▼▼▼

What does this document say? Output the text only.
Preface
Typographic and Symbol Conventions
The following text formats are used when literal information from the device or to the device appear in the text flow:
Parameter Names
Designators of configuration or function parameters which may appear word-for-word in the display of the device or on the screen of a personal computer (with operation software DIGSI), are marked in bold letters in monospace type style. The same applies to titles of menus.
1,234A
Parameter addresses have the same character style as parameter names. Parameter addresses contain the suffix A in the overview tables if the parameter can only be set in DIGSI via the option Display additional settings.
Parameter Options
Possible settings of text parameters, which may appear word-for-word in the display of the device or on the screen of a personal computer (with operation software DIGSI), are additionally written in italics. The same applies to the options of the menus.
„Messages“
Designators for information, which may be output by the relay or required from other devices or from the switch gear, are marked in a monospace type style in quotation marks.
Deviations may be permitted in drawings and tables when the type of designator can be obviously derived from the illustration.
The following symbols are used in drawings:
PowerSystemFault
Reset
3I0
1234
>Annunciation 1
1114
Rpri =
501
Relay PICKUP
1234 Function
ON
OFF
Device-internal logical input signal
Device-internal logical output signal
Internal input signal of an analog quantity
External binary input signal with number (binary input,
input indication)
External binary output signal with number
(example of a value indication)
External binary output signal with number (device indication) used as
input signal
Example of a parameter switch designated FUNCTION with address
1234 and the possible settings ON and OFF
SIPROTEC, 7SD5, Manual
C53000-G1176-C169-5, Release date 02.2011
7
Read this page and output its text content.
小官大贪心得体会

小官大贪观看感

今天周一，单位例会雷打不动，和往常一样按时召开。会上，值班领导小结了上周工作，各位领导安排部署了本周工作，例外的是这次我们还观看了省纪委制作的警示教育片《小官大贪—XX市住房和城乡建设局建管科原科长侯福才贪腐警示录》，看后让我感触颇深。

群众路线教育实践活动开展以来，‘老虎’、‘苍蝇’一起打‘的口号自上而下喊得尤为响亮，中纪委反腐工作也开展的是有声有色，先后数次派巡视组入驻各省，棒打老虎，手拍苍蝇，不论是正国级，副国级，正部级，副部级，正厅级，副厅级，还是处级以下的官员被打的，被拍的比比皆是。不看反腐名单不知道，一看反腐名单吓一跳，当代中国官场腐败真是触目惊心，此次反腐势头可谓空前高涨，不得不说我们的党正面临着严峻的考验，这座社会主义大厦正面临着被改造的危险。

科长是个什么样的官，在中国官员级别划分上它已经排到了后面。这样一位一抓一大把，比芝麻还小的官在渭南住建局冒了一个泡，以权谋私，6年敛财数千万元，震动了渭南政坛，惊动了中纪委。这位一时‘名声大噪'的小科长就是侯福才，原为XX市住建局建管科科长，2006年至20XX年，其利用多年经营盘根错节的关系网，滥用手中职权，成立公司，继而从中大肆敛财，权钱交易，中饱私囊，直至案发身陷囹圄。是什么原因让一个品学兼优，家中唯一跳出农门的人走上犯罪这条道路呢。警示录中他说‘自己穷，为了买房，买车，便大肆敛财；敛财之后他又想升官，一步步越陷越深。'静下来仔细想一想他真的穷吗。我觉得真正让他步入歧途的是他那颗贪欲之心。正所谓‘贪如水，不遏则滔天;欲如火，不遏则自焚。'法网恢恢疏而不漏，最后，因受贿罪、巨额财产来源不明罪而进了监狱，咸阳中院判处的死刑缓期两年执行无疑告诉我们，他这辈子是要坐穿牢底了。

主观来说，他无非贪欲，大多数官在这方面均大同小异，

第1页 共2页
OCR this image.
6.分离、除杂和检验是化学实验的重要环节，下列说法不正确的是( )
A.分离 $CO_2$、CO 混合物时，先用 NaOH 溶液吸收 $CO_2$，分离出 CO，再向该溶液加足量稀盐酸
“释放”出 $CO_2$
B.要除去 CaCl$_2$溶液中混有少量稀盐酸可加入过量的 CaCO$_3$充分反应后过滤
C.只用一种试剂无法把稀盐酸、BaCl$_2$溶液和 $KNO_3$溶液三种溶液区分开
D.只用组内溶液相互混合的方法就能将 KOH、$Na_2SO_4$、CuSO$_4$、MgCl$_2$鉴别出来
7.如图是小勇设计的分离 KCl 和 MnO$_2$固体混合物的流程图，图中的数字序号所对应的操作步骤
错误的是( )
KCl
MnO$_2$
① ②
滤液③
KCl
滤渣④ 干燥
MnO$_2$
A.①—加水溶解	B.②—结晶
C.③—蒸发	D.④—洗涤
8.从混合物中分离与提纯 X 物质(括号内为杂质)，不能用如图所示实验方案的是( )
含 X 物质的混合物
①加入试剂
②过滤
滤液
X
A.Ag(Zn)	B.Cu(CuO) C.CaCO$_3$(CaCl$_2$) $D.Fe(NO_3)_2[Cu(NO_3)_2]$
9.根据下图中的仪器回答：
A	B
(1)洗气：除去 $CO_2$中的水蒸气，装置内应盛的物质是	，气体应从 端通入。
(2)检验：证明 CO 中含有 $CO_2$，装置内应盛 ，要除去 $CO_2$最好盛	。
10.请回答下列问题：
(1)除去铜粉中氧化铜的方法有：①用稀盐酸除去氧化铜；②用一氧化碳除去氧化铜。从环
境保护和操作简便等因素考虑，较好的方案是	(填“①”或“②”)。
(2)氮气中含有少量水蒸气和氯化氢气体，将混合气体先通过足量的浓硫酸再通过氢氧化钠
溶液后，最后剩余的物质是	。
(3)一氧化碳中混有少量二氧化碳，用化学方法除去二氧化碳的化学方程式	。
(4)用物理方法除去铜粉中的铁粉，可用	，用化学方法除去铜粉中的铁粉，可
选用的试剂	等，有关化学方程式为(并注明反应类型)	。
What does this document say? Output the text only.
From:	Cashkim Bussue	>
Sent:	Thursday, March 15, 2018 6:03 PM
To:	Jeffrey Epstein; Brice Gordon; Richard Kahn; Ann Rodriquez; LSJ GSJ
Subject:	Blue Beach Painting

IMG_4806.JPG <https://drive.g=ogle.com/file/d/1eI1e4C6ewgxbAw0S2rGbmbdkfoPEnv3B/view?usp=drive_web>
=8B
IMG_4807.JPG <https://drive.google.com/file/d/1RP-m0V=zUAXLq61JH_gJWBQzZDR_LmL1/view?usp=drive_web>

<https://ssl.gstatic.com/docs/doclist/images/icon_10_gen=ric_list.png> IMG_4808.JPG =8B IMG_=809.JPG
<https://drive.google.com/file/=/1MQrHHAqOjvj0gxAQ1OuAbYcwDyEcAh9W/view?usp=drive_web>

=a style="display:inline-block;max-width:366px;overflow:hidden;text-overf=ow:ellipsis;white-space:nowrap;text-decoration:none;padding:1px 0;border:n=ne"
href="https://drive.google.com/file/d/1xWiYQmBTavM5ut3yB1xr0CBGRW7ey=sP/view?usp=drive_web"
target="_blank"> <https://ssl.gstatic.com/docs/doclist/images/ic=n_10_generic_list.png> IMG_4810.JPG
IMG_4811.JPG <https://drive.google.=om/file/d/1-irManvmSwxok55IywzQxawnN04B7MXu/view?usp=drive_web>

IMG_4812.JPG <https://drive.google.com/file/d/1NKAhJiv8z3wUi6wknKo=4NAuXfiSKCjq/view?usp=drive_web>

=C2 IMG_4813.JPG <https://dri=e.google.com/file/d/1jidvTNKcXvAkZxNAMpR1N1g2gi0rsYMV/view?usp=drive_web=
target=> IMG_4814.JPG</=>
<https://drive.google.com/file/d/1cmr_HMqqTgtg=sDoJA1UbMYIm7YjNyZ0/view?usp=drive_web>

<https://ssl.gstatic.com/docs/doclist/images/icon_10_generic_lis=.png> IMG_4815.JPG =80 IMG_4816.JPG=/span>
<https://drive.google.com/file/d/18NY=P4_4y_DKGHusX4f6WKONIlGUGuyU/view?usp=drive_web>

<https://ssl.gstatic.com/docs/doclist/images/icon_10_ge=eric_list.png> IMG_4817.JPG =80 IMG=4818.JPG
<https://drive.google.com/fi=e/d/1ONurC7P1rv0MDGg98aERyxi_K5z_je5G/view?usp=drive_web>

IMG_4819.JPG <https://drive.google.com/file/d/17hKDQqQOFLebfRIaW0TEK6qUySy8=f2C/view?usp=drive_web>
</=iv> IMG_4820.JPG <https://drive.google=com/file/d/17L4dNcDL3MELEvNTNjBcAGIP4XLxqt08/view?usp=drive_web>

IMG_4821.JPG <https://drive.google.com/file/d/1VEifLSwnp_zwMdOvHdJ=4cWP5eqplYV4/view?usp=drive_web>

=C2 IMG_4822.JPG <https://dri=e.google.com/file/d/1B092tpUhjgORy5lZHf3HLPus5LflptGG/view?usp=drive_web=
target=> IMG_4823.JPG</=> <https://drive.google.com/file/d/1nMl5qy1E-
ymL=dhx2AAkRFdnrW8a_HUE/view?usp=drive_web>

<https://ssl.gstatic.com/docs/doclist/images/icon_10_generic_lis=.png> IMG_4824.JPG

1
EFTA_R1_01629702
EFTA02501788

▲▲▲

**GIVEN PROBLEM**
Search the entries for the word "operation" and copy every line that has it.

**FINISHED TASK**
Designators of configuration or function parameters which may appear word-for-word in the display of the device or on the screen of a personal computer (with operation software DIGSI), are marked in bold letters in monospace type style. The same applies to titles of menus.
Possible settings of text parameters, which may appear word-for-word in the display of the device or on the screen of a personal computer (with operation software DIGSI), are additionally written in italics. The same applies to the options of the menus.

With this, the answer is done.